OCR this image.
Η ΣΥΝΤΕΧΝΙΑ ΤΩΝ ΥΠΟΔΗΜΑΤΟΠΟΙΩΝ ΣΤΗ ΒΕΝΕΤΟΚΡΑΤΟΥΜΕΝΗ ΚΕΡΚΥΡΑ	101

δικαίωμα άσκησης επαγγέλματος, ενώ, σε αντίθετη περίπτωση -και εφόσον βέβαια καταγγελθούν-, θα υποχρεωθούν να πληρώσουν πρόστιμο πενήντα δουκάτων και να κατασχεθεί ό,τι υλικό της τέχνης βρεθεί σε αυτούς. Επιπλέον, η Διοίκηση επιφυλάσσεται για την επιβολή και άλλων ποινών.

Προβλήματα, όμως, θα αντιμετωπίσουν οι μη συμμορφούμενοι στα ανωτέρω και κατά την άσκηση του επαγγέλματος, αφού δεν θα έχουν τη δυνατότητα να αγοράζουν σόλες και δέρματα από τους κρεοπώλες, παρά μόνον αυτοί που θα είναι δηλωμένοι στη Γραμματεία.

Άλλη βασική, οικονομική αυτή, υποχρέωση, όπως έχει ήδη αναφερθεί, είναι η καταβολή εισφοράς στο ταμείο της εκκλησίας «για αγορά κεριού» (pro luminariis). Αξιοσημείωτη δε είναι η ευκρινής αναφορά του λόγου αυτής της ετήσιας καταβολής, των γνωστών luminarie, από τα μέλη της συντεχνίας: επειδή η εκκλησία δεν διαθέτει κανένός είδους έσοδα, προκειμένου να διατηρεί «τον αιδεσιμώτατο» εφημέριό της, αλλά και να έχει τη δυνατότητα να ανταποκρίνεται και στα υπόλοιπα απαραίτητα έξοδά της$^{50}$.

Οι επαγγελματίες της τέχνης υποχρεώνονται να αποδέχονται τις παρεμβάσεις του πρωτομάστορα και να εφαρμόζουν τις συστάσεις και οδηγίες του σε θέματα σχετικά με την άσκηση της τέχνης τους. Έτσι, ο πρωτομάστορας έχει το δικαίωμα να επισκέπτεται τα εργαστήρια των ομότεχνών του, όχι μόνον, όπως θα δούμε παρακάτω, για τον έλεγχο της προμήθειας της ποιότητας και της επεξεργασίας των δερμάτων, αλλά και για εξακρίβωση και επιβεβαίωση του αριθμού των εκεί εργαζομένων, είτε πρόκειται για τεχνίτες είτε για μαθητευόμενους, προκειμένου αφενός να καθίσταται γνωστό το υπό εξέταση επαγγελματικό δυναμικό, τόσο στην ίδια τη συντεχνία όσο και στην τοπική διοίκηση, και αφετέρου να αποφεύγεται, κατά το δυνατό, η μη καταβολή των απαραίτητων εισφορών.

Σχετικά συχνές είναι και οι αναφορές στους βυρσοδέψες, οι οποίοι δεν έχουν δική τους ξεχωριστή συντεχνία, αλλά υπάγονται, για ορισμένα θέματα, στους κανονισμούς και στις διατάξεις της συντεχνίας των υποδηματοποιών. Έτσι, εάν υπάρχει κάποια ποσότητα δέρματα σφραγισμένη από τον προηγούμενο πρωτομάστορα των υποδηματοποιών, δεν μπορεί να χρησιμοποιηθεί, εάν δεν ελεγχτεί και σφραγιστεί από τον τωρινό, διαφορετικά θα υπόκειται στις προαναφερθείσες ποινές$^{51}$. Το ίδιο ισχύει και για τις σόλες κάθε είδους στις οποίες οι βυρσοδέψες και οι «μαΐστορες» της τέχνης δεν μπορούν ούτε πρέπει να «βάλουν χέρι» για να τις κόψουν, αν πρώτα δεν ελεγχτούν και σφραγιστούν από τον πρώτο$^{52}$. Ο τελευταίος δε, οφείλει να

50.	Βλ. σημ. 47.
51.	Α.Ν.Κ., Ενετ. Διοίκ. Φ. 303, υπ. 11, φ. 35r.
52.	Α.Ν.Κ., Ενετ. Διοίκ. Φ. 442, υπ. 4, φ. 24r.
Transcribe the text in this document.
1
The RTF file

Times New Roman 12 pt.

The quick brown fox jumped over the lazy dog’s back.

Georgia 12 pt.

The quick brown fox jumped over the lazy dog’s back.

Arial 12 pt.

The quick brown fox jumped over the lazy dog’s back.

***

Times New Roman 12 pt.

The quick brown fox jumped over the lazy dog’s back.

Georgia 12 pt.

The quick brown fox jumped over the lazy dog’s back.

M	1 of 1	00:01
______
What is expected: From the data above, copy each line that has the string "έχει".

Complete response:
Άλλη βασική, οικονομική αυτή, υποχρέωση, όπως έχει ήδη αναφερθεί, είναι η καταβολή εισφοράς στο ταμείο της εκκλησίας «για αγορά κεριού» (pro luminariis). Αξιοσημείωτη δε είναι η ευκρινής αναφορά του λόγου αυτής της ετήσιας καταβολής, των γνωστών luminarie, από τα μέλη της συντεχνίας: επειδή η εκκλησία δεν διαθέτει κανένός είδους έσοδα, προκειμένου να διατηρεί «τον αιδεσιμώτατο» εφημέριό της, αλλά και να έχει τη δυνατότητα να ανταποκρίνεται και στα υπόλοιπα απαραίτητα έξοδά της$^{50}$.
Οι επαγγελματίες της τέχνης υποχρεώνονται να αποδέχονται τις παρεμβάσεις του πρωτομάστορα και να εφαρμόζουν τις συστάσεις και οδηγίες του σε θέματα σχετικά με την άσκηση της τέχνης τους. Έτσι, ο πρωτομάστορας έχει το δικαίωμα να επισκέπτεται τα εργαστήρια των ομότεχνών του, όχι μόνον, όπως θα δούμε παρακάτω, για τον έλεγχο της προμήθειας της ποιότητας και της επεξεργασίας των δερμάτων, αλλά και για εξακρίβωση και επιβεβαίωση του αριθμού των εκεί εργαζομένων, είτε πρόκειται για τεχνίτες είτε για μαθητευόμενους, προκειμένου αφενός να καθίσταται γνωστό το υπό εξέταση επαγγελματικό δυναμικό, τόσο στην ίδια τη συντεχνία όσο και στην τοπική διοίκηση, και αφετέρου να αποφεύγεται, κατά το δυνατό, η μη καταβολή των απαραίτητων εισφορών.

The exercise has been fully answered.